#### Problem to solve:
Carry none of the pictures over; write out the complete data exactly.
==================================================
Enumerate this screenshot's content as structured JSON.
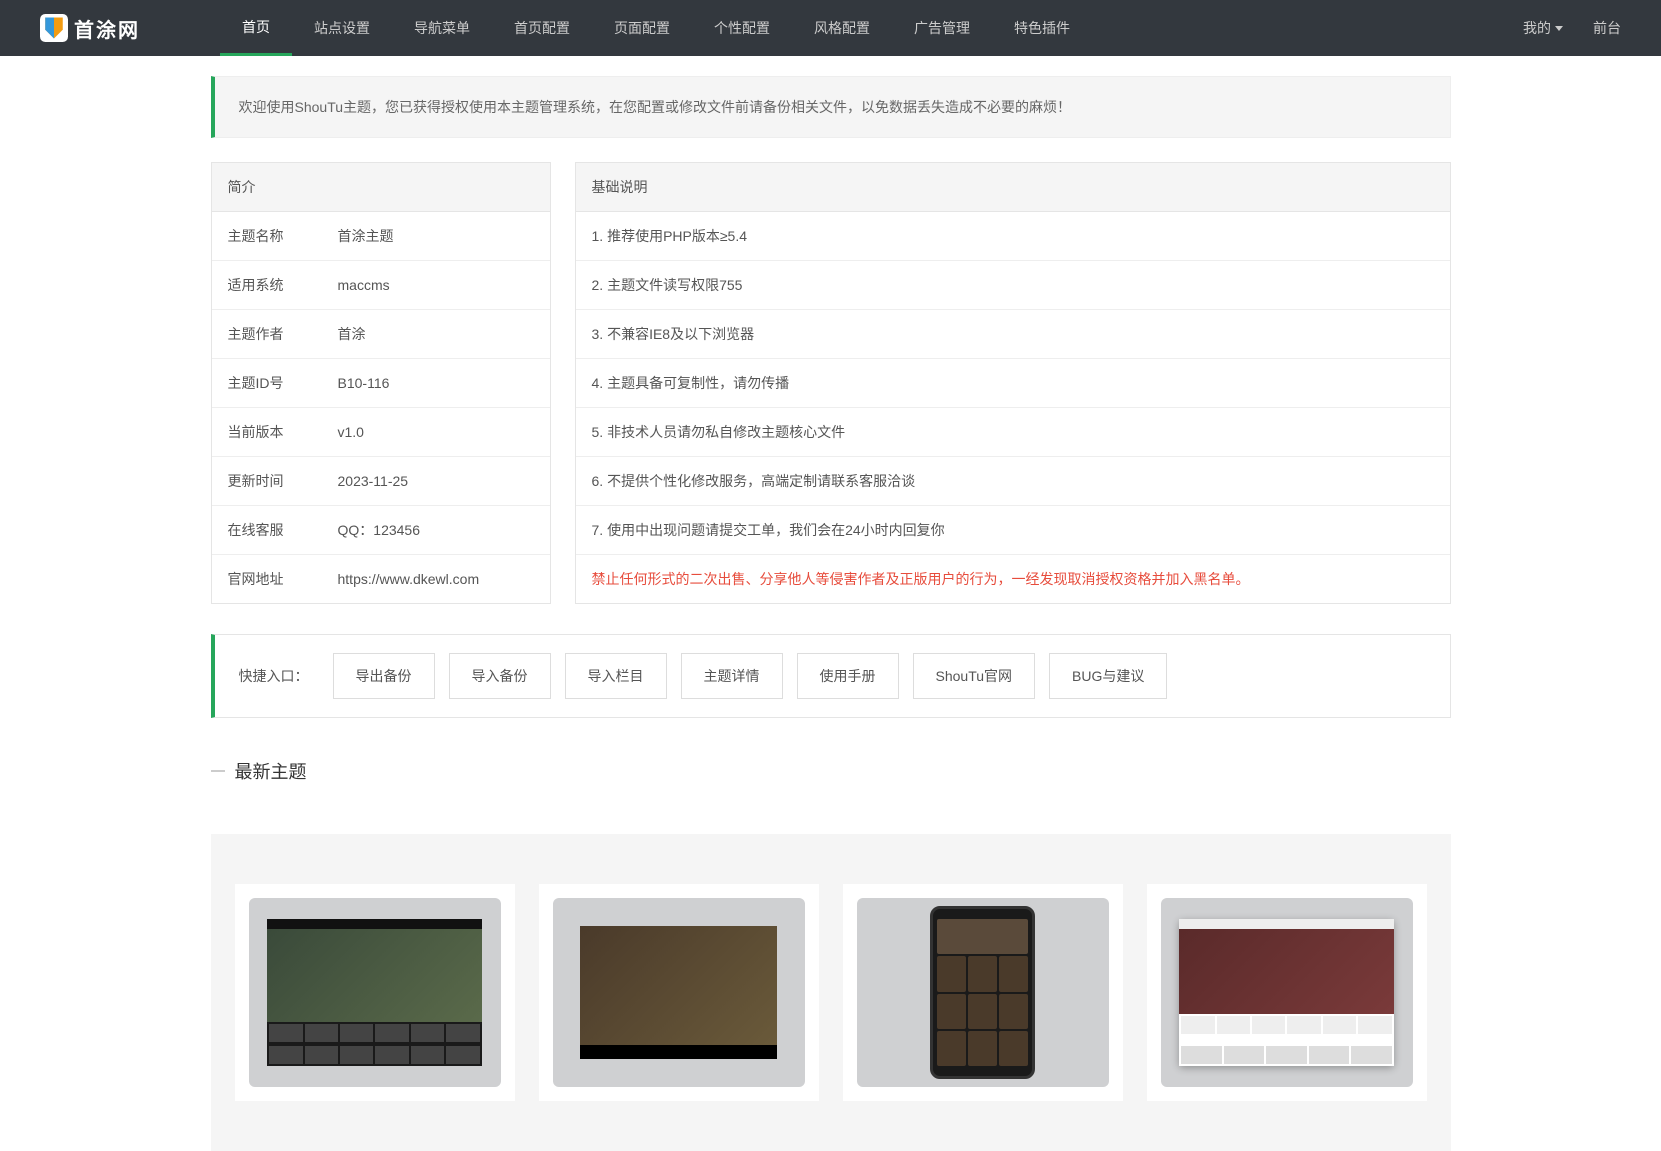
{
  "brand": {
    "name": "首涂网"
  },
  "nav": {
    "items": [
      {
        "label": "首页",
        "active": true
      },
      {
        "label": "站点设置"
      },
      {
        "label": "导航菜单"
      },
      {
        "label": "首页配置"
      },
      {
        "label": "页面配置"
      },
      {
        "label": "个性配置"
      },
      {
        "label": "风格配置"
      },
      {
        "label": "广告管理"
      },
      {
        "label": "特色插件"
      }
    ],
    "right": {
      "mine": "我的",
      "front": "前台"
    }
  },
  "welcome": "欢迎使用ShouTu主题，您已获得授权使用本主题管理系统，在您配置或修改文件前请备份相关文件，以免数据丢失造成不必要的麻烦！",
  "intro": {
    "title": "简介",
    "rows": [
      {
        "k": "主题名称",
        "v": "首涂主题"
      },
      {
        "k": "适用系统",
        "v": "maccms"
      },
      {
        "k": "主题作者",
        "v": "首涂"
      },
      {
        "k": "主题ID号",
        "v": "B10-116"
      },
      {
        "k": "当前版本",
        "v": "v1.0"
      },
      {
        "k": "更新时间",
        "v": "2023-11-25"
      },
      {
        "k": "在线客服",
        "v": "QQ：123456"
      },
      {
        "k": "官网地址",
        "v": "https://www.dkewl.com"
      }
    ]
  },
  "rules": {
    "title": "基础说明",
    "items": [
      "1. 推荐使用PHP版本≥5.4",
      "2. 主题文件读写权限755",
      "3. 不兼容IE8及以下浏览器",
      "4. 主题具备可复制性，请勿传播",
      "5. 非技术人员请勿私自修改主题核心文件",
      "6. 不提供个性化修改服务，高端定制请联系客服洽谈",
      "7. 使用中出现问题请提交工单，我们会在24小时内回复你"
    ],
    "warning": "禁止任何形式的二次出售、分享他人等侵害作者及正版用户的行为，一经发现取消授权资格并加入黑名单。"
  },
  "quick": {
    "label": "快捷入口：",
    "buttons": [
      "导出备份",
      "导入备份",
      "导入栏目",
      "主题详情",
      "使用手册",
      "ShouTu官网",
      "BUG与建议"
    ]
  },
  "section": {
    "latest": "最新主题"
  }
}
==================================================
#### Solution to the exercise:
Enumerate this screenshot's content as structured JSON.
{
  "brand": {
    "name": "首涂网"
  },
  "nav": {
    "items": [
      {
        "label": "首页",
        "active": true
      },
      {
        "label": "站点设置"
      },
      {
        "label": "导航菜单"
      },
      {
        "label": "首页配置"
      },
      {
        "label": "页面配置"
      },
      {
        "label": "个性配置"
      },
      {
        "label": "风格配置"
      },
      {
        "label": "广告管理"
      },
      {
        "label": "特色插件"
      }
    ],
    "right": {
      "mine": "我的",
      "front": "前台"
    }
  },
  "welcome": "欢迎使用ShouTu主题，您已获得授权使用本主题管理系统，在您配置或修改文件前请备份相关文件，以免数据丢失造成不必要的麻烦！",
  "intro": {
    "title": "简介",
    "rows": [
      {
        "k": "主题名称",
        "v": "首涂主题"
      },
      {
        "k": "适用系统",
        "v": "maccms"
      },
      {
        "k": "主题作者",
        "v": "首涂"
      },
      {
        "k": "主题ID号",
        "v": "B10-116"
      },
      {
        "k": "当前版本",
        "v": "v1.0"
      },
      {
        "k": "更新时间",
        "v": "2023-11-25"
      },
      {
        "k": "在线客服",
        "v": "QQ：123456"
      },
      {
        "k": "官网地址",
        "v": "https://www.dkewl.com"
      }
    ]
  },
  "rules": {
    "title": "基础说明",
    "items": [
      "1. 推荐使用PHP版本≥5.4",
      "2. 主题文件读写权限755",
      "3. 不兼容IE8及以下浏览器",
      "4. 主题具备可复制性，请勿传播",
      "5. 非技术人员请勿私自修改主题核心文件",
      "6. 不提供个性化修改服务，高端定制请联系客服洽谈",
      "7. 使用中出现问题请提交工单，我们会在24小时内回复你"
    ],
    "warning": "禁止任何形式的二次出售、分享他人等侵害作者及正版用户的行为，一经发现取消授权资格并加入黑名单。"
  },
  "quick": {
    "label": "快捷入口：",
    "buttons": [
      "导出备份",
      "导入备份",
      "导入栏目",
      "主题详情",
      "使用手册",
      "ShouTu官网",
      "BUG与建议"
    ]
  },
  "section": {
    "latest": "最新主题"
  }
}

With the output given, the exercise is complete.